(TASK): Below are entries. Pull out all lines containing "with".
## Start DATA IN THIS EXERCISE
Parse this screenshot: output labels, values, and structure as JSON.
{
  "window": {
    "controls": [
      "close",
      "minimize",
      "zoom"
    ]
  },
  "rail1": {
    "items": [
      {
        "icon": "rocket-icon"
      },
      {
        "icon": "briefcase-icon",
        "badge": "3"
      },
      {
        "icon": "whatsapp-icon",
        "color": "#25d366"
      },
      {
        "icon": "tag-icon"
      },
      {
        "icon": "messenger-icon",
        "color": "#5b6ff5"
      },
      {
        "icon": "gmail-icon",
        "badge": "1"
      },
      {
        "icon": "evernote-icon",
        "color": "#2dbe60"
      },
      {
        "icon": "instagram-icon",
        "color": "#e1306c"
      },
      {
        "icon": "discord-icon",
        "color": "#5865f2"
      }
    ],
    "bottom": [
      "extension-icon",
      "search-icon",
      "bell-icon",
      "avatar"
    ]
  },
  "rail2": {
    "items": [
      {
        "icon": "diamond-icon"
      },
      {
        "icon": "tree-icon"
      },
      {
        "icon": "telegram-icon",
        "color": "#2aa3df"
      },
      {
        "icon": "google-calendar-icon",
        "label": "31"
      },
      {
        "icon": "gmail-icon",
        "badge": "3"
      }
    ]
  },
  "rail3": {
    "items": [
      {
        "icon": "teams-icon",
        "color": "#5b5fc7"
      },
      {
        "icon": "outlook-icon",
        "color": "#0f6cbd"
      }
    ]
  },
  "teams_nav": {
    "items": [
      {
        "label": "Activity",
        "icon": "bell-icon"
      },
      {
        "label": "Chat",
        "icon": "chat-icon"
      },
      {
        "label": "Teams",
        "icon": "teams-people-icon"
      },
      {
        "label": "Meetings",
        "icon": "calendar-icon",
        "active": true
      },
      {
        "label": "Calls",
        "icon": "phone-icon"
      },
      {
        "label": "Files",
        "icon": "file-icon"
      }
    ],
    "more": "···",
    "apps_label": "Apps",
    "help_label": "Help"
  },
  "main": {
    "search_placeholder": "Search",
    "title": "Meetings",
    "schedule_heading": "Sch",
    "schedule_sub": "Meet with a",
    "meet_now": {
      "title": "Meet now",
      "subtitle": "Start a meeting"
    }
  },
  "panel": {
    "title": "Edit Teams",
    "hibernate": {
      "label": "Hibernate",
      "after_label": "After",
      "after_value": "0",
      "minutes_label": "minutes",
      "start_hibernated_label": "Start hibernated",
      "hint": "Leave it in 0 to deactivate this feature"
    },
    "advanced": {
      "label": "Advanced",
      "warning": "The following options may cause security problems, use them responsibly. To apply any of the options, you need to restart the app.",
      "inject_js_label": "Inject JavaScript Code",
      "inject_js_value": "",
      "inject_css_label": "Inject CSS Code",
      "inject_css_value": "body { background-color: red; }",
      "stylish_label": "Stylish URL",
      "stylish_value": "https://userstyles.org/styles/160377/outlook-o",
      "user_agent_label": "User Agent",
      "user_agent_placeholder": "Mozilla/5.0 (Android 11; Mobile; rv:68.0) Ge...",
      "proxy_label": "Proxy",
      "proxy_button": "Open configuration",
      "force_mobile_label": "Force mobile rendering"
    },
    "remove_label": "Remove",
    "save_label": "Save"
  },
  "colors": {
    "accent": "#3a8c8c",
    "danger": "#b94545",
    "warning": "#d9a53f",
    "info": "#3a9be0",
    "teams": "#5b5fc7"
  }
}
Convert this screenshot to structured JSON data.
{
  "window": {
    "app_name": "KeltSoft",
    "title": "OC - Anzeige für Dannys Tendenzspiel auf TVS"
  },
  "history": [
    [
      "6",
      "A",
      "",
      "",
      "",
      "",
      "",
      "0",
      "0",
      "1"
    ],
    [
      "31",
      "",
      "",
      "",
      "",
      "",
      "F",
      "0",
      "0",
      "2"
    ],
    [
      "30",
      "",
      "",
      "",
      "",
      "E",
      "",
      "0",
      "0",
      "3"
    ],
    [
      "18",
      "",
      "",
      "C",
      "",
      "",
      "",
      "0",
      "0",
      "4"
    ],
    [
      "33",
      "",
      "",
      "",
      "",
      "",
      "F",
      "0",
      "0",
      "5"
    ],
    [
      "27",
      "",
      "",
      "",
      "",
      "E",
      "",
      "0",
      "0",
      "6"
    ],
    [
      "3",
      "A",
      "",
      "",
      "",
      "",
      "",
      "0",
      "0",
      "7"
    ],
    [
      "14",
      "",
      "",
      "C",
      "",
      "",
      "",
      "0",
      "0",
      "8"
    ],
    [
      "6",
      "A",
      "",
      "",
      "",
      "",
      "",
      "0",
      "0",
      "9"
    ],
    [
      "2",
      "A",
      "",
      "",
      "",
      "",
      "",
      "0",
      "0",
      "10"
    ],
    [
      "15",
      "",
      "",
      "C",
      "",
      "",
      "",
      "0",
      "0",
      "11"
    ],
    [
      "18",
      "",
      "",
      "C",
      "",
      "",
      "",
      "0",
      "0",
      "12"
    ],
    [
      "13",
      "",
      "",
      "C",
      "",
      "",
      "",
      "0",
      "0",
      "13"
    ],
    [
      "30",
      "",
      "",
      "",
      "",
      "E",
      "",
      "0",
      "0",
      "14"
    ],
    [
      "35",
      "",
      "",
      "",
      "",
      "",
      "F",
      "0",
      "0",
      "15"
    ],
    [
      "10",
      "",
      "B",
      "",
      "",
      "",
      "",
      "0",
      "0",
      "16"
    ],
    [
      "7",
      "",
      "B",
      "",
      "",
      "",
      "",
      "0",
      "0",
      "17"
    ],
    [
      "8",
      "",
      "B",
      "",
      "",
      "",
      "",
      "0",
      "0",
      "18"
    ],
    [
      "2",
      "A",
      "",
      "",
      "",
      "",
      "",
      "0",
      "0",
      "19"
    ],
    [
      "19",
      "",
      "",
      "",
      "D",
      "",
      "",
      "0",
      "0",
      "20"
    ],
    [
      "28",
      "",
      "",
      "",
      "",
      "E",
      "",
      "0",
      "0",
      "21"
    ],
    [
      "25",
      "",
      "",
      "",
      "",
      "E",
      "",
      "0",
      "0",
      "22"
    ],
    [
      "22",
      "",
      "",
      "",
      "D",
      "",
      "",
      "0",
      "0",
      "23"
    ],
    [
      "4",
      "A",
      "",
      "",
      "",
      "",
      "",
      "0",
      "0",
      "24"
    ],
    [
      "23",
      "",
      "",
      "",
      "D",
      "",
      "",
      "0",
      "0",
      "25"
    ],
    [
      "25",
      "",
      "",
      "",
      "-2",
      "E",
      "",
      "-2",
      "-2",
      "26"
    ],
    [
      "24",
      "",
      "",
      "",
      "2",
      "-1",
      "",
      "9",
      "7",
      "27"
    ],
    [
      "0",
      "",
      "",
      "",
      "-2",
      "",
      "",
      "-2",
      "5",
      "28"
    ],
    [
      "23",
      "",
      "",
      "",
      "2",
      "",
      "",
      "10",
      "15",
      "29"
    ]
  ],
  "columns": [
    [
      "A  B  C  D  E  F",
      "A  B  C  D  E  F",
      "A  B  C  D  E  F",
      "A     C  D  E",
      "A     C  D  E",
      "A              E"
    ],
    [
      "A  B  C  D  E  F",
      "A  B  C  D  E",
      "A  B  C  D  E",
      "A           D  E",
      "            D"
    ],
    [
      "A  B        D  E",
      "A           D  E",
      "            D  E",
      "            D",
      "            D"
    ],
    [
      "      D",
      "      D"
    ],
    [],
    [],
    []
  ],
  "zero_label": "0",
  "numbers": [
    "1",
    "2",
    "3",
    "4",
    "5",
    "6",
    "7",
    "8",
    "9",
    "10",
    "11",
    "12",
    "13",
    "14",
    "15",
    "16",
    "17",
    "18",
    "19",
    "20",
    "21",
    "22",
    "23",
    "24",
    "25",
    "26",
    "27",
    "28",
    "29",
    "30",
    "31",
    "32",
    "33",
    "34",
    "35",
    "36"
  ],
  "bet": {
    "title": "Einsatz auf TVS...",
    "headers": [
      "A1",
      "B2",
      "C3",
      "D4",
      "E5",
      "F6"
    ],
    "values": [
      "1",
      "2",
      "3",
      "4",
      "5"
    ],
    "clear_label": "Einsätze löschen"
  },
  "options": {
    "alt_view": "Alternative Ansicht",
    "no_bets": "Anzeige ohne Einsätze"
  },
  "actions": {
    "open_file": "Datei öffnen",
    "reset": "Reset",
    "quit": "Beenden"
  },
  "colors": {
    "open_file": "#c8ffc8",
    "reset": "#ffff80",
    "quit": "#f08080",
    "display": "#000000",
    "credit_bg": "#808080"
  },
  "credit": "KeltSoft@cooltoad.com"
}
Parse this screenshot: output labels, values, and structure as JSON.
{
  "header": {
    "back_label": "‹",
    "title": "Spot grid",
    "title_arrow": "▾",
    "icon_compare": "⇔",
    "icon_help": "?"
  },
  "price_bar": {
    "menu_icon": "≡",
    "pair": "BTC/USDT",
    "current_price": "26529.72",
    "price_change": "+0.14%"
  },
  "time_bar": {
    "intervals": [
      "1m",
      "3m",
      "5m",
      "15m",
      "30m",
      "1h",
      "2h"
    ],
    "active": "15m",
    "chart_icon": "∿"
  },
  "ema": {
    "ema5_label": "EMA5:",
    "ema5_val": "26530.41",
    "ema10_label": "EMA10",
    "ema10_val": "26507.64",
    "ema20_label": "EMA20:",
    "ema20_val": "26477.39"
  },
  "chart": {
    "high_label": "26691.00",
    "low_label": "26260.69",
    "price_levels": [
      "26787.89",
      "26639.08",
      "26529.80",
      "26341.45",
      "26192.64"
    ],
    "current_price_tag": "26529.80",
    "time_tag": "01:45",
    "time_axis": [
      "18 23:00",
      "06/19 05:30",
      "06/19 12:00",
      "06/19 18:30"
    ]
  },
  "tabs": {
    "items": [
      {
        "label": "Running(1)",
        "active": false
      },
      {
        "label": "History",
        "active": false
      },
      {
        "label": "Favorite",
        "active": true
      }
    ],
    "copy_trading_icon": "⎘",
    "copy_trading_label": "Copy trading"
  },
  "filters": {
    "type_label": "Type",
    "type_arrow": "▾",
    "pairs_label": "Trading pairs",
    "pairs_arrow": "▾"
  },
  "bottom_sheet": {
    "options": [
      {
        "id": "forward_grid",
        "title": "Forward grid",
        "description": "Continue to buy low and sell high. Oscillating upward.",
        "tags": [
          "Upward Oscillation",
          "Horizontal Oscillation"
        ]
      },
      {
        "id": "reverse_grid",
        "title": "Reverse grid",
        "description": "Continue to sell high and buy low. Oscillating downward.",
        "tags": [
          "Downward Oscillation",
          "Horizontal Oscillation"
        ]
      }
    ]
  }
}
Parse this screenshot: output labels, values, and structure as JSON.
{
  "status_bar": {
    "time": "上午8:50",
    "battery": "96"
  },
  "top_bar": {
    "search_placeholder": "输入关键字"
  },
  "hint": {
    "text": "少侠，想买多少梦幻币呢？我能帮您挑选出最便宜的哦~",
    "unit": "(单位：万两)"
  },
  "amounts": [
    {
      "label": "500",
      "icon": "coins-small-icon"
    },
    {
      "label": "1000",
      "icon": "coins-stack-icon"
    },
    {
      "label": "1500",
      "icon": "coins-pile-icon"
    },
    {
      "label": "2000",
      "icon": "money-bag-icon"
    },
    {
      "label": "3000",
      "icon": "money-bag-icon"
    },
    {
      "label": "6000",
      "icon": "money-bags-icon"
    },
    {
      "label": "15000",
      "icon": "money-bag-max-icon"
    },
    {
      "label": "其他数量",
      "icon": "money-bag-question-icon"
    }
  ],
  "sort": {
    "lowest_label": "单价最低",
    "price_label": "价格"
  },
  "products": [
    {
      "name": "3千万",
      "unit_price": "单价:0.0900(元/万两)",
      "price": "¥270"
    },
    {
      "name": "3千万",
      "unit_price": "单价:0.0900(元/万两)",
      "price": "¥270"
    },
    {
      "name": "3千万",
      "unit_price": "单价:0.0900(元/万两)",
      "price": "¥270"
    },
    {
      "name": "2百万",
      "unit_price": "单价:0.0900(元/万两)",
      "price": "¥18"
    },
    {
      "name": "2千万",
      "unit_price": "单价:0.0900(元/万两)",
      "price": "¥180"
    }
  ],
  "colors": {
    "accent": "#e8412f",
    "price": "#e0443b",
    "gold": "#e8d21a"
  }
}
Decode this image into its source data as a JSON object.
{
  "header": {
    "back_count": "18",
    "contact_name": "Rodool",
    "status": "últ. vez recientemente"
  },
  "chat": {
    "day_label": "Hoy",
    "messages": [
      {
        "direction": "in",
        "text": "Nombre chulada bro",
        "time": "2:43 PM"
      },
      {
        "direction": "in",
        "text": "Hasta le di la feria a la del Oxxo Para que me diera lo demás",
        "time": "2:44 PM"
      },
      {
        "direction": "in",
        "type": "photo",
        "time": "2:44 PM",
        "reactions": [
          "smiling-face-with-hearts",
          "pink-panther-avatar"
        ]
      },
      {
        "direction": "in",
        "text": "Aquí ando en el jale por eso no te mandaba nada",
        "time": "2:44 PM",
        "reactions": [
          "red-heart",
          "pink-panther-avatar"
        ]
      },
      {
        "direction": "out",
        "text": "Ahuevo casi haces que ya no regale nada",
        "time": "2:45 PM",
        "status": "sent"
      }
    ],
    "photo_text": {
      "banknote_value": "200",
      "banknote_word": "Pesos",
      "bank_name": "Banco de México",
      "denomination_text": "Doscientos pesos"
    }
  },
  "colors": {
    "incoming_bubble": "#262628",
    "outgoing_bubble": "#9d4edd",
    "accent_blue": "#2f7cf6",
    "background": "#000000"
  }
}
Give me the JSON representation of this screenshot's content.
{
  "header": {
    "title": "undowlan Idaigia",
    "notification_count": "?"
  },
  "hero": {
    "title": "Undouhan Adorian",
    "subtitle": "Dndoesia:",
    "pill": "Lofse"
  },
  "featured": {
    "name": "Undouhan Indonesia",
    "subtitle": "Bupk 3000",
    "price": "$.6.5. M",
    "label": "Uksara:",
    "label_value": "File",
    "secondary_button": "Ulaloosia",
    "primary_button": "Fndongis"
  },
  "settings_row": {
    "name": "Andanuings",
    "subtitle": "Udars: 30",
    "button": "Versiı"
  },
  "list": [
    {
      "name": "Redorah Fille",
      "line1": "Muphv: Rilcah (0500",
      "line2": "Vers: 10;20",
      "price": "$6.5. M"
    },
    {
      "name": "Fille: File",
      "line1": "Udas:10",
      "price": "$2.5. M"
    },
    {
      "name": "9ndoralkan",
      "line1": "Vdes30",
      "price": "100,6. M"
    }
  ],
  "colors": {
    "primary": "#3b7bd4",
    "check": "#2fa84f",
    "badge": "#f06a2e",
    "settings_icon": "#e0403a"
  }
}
## End DATA IN THIS EXERCISE
(OUTPUT FOR THIS EXERCISE):
    "schedule_sub": "Meet with a",
          "smiling-face-with-hearts",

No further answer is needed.